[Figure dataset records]

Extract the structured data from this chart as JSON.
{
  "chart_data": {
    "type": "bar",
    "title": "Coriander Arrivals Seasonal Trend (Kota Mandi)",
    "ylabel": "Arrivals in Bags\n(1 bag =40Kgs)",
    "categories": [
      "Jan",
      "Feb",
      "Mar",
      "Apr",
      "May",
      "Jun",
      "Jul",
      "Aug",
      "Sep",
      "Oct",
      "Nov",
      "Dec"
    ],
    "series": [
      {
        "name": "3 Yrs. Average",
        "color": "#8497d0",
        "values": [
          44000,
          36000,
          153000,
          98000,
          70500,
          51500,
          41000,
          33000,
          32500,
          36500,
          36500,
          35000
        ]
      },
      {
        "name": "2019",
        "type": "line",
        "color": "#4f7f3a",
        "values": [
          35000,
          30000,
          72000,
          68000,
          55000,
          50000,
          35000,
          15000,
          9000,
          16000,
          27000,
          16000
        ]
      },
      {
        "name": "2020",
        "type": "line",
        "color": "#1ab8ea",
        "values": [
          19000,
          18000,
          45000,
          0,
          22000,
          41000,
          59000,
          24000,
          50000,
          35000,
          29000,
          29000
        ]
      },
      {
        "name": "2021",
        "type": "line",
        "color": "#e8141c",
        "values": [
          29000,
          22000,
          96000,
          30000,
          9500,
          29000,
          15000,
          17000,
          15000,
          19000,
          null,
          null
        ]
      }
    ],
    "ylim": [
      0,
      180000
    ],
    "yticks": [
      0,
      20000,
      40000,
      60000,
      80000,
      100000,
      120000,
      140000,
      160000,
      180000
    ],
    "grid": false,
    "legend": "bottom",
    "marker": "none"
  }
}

[GOAL OF THE EXERCISE]:
Extract each line from the listing above, please, and repeat it exactly.

[RESULT FOR THIS TASK]:
Extract the structured data from this chart as JSON.
{
  "chart_data": {
    "type": "bar",
    "title": "Coriander Arrivals Seasonal Trend (Kota Mandi)",
    "ylabel": "Arrivals in Bags\n(1 bag =40Kgs)",
    "categories": [
      "Jan",
      "Feb",
      "Mar",
      "Apr",
      "May",
      "Jun",
      "Jul",
      "Aug",
      "Sep",
      "Oct",
      "Nov",
      "Dec"
    ],
    "series": [
      {
        "name": "3 Yrs. Average",
        "color": "#8497d0",
        "values": [
          44000,
          36000,
          153000,
          98000,
          70500,
          51500,
          41000,
          33000,
          32500,
          36500,
          36500,
          35000
        ]
      },
      {
        "name": "2019",
        "type": "line",
        "color": "#4f7f3a",
        "values": [
          35000,
          30000,
          72000,
          68000,
          55000,
          50000,
          35000,
          15000,
          9000,
          16000,
          27000,
          16000
        ]
      },
      {
        "name": "2020",
        "type": "line",
        "color": "#1ab8ea",
        "values": [
          19000,
          18000,
          45000,
          0,
          22000,
          41000,
          59000,
          24000,
          50000,
          35000,
          29000,
          29000
        ]
      },
      {
        "name": "2021",
        "type": "line",
        "color": "#e8141c",
        "values": [
          29000,
          22000,
          96000,
          30000,
          9500,
          29000,
          15000,
          17000,
          15000,
          19000,
          null,
          null
        ]
      }
    ],
    "ylim": [
      0,
      180000
    ],
    "yticks": [
      0,
      20000,
      40000,
      60000,
      80000,
      100000,
      120000,
      140000,
      160000,
      180000
    ],
    "grid": false,
    "legend": "bottom",
    "marker": "none"
  }
}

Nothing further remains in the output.